● **TASK TO CARRY OUT**: Report how many lines contain "screenshot"; state the number and nothing else.

━━━ STORED ROWS

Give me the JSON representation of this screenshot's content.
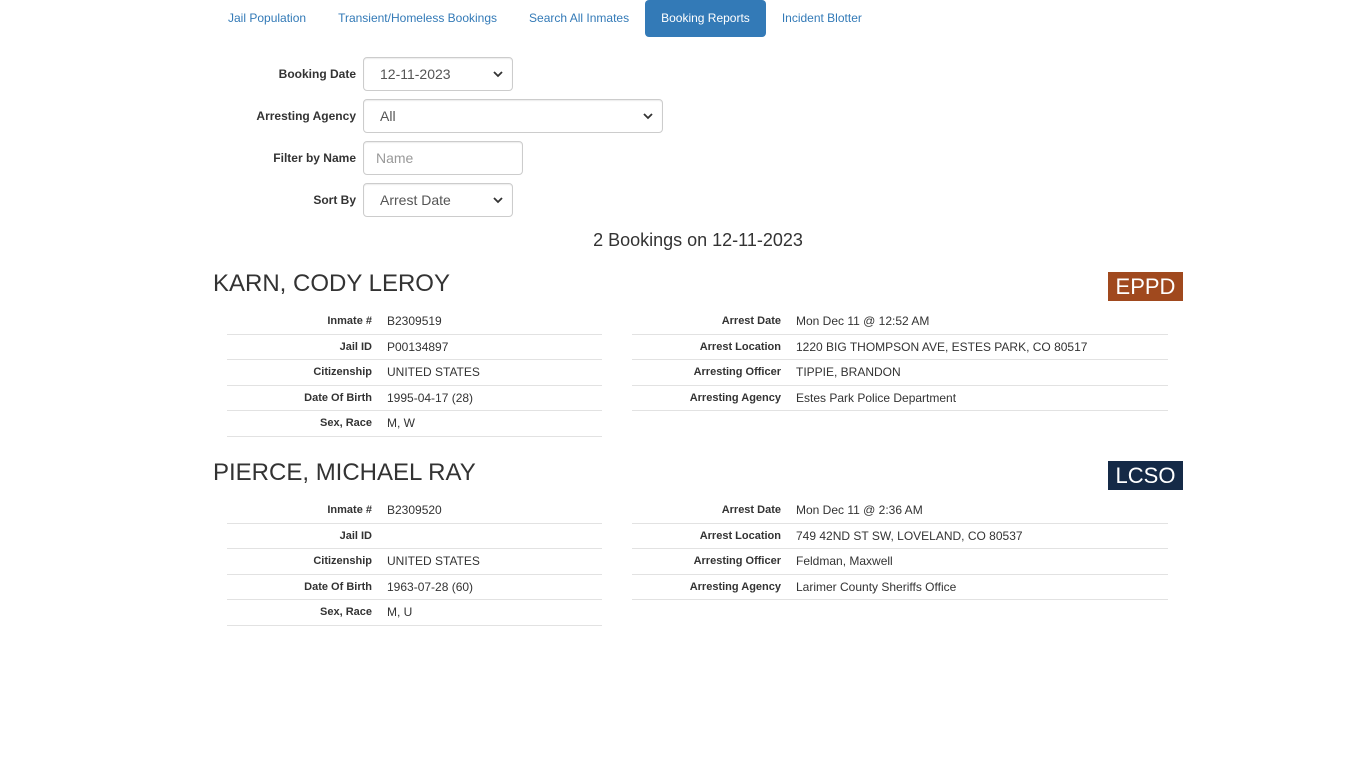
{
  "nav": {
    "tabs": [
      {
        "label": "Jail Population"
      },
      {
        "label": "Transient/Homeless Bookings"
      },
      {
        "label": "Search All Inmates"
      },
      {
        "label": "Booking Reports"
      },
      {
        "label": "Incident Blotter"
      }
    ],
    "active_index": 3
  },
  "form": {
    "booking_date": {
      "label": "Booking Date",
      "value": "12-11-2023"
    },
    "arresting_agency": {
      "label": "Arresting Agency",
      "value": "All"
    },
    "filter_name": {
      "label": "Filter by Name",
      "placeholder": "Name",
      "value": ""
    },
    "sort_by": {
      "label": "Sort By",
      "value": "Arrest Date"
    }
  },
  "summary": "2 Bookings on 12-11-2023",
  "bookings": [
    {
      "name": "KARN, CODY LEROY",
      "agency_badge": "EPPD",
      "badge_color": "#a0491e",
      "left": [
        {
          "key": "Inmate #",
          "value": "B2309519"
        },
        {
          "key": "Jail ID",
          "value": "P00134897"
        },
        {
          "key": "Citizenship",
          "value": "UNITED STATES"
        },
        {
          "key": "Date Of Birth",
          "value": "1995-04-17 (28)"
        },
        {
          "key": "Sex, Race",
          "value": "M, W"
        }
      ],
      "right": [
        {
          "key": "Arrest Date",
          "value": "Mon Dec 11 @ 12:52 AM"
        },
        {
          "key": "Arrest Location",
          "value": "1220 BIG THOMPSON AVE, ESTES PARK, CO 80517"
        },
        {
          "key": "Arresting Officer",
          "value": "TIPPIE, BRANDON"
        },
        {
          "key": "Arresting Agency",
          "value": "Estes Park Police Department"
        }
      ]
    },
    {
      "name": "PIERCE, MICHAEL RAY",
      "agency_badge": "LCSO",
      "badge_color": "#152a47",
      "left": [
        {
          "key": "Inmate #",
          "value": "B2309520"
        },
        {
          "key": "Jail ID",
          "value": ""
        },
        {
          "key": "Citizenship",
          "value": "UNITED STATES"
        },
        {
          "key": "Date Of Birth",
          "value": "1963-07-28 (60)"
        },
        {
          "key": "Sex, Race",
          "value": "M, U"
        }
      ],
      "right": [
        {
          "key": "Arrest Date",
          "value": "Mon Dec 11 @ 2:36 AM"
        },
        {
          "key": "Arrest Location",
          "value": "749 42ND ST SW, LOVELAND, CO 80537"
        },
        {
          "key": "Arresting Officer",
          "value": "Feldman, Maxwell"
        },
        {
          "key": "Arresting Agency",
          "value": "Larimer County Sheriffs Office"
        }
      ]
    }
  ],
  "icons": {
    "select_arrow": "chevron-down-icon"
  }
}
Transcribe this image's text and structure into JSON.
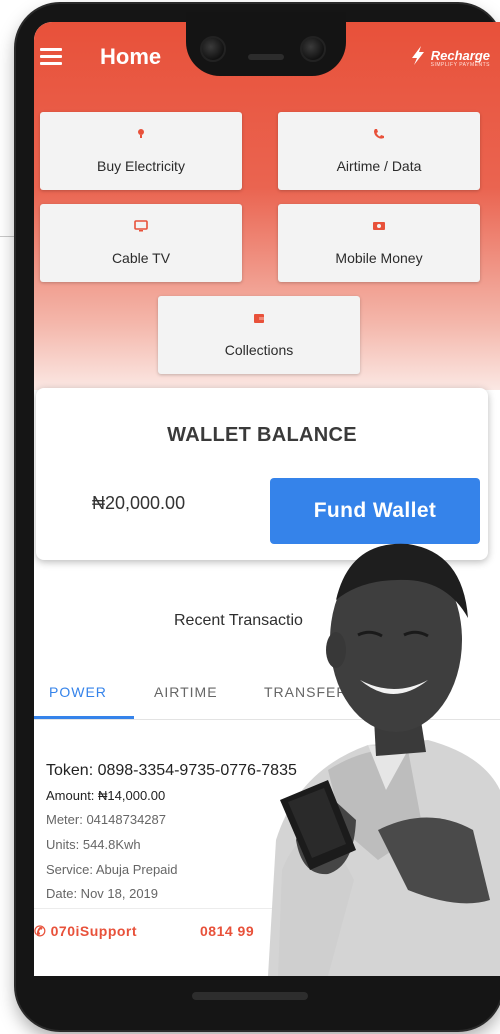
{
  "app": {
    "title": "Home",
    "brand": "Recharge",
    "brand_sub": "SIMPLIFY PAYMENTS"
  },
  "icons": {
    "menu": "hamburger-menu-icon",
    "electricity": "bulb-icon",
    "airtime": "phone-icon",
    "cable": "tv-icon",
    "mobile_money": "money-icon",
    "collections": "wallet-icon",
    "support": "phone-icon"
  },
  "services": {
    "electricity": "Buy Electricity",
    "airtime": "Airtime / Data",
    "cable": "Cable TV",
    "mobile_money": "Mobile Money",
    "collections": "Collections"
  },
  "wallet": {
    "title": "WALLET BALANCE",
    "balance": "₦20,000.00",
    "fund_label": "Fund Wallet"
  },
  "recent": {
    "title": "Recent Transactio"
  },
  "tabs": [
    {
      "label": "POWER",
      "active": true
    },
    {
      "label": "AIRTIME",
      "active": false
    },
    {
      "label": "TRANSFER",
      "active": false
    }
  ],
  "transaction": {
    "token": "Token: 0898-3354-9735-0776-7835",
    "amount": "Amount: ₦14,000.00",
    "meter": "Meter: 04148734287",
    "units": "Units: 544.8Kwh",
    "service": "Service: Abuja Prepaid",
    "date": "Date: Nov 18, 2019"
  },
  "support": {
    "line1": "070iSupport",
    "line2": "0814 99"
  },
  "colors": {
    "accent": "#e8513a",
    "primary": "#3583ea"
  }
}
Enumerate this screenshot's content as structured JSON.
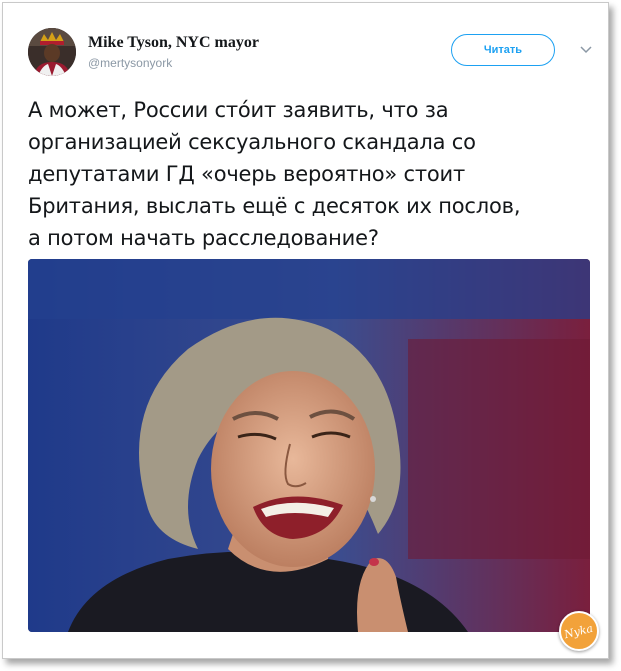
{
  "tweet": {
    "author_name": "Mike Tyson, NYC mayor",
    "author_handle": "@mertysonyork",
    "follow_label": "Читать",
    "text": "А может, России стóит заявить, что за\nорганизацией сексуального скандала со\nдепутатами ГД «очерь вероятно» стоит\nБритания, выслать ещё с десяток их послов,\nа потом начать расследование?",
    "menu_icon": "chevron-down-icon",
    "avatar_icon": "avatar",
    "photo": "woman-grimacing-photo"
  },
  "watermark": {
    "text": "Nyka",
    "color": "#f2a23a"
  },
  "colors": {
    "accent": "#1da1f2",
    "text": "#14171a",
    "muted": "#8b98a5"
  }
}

━━━━━━

● **SOLUTION**: 2